- [Exercise directions] Count the lines that include the string "Oluşumu", and give only that number.

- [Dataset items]
* * * *
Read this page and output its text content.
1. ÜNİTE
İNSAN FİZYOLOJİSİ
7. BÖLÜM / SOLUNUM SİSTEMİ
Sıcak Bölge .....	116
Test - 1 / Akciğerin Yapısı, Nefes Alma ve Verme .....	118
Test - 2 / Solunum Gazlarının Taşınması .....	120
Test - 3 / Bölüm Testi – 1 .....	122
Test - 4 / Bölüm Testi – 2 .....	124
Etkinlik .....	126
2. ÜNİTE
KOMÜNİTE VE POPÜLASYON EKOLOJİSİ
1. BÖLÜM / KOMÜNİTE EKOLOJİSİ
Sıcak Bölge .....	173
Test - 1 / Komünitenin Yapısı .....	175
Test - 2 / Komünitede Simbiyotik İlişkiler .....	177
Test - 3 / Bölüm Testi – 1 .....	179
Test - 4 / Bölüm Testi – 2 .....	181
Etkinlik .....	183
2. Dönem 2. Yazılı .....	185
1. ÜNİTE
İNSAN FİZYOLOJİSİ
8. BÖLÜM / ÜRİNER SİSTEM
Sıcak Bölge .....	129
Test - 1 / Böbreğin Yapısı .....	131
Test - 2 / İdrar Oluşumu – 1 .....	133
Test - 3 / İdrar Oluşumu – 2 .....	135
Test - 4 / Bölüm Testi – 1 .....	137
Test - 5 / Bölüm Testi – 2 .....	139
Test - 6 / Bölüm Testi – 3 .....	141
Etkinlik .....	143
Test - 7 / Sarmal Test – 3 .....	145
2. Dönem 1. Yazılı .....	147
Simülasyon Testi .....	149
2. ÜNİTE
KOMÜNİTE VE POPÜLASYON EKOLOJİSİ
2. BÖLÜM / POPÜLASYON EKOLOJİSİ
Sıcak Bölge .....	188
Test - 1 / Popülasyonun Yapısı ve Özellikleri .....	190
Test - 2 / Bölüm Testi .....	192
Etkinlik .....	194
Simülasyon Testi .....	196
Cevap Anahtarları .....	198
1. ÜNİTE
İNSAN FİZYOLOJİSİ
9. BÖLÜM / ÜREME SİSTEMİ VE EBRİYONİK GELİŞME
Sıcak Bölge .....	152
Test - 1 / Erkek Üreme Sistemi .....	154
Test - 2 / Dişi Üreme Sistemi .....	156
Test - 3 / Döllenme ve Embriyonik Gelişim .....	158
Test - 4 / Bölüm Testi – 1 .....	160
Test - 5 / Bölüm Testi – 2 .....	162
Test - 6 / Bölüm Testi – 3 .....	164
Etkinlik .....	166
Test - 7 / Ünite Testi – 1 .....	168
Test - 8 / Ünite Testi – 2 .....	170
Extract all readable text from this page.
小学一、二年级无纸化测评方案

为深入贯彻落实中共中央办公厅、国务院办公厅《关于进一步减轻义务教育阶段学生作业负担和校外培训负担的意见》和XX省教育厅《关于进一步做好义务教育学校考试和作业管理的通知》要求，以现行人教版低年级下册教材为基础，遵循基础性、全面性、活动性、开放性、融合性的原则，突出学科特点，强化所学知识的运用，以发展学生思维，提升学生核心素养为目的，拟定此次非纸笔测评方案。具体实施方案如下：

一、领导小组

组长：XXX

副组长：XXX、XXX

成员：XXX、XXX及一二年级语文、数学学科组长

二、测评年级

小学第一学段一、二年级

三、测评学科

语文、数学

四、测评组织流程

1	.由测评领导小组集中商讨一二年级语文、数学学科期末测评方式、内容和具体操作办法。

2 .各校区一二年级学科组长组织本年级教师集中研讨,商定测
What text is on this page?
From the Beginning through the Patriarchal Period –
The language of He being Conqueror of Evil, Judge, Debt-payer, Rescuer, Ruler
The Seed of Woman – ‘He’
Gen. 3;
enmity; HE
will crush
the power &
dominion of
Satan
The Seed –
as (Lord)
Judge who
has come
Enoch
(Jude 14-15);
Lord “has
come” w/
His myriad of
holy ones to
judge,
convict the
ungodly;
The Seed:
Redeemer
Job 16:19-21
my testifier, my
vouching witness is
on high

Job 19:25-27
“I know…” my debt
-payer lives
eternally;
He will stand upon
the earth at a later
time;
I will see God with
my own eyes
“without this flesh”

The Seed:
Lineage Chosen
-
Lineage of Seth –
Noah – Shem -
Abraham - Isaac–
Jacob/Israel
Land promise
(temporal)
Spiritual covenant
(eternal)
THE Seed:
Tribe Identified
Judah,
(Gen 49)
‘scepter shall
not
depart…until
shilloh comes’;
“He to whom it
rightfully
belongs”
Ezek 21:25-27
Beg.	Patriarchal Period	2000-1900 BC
* * * *
- [Response to this task] 2